• PROBLEM REQUIREMENTS
Copy every line in which the string "CHANGE" occurs.
--- MATERIALS PROVIDED ---
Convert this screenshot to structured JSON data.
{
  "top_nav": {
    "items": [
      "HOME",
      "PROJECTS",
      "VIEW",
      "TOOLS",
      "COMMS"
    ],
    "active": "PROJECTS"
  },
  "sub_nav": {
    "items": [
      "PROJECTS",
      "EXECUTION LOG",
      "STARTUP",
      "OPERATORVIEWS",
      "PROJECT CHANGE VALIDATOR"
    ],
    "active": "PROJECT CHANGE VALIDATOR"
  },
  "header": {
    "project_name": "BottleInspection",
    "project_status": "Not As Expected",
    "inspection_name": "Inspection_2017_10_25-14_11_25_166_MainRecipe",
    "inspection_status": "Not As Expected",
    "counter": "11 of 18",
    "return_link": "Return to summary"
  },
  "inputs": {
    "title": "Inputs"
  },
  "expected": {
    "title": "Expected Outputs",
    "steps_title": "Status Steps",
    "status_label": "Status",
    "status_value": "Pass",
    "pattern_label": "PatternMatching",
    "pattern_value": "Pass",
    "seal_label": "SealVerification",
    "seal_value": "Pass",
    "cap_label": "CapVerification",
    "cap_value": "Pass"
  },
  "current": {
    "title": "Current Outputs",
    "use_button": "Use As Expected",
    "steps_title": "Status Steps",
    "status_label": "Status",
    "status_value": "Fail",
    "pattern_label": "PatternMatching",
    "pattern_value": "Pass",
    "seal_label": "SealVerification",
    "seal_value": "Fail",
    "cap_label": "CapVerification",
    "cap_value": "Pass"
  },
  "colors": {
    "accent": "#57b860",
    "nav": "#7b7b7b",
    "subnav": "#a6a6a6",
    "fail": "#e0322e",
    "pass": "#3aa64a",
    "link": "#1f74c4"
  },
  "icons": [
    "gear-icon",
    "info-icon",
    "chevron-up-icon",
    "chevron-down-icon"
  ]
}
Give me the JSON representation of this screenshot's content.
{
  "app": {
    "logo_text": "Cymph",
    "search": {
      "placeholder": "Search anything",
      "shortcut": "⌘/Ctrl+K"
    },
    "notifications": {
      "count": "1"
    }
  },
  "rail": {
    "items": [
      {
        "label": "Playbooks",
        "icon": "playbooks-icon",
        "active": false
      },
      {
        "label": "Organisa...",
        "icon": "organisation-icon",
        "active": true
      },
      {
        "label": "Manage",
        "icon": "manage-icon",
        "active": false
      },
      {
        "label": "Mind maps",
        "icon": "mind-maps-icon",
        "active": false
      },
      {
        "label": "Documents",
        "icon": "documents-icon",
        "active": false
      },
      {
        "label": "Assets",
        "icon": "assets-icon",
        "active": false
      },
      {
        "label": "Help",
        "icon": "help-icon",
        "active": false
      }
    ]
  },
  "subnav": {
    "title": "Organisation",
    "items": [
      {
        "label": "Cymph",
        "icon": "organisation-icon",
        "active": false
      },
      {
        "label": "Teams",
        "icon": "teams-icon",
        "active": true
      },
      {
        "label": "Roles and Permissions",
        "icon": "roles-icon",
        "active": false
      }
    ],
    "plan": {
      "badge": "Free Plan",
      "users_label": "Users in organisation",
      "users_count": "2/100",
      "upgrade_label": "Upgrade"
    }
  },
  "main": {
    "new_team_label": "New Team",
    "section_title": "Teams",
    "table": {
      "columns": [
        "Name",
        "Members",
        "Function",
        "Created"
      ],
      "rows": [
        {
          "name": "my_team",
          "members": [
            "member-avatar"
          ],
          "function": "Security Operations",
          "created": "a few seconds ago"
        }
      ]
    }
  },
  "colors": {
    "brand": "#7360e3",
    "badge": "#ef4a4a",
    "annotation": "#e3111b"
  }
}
---
• RESULT BELOW
      "PROJECT CHANGE VALIDATOR"
    "active": "PROJECT CHANGE VALIDATOR"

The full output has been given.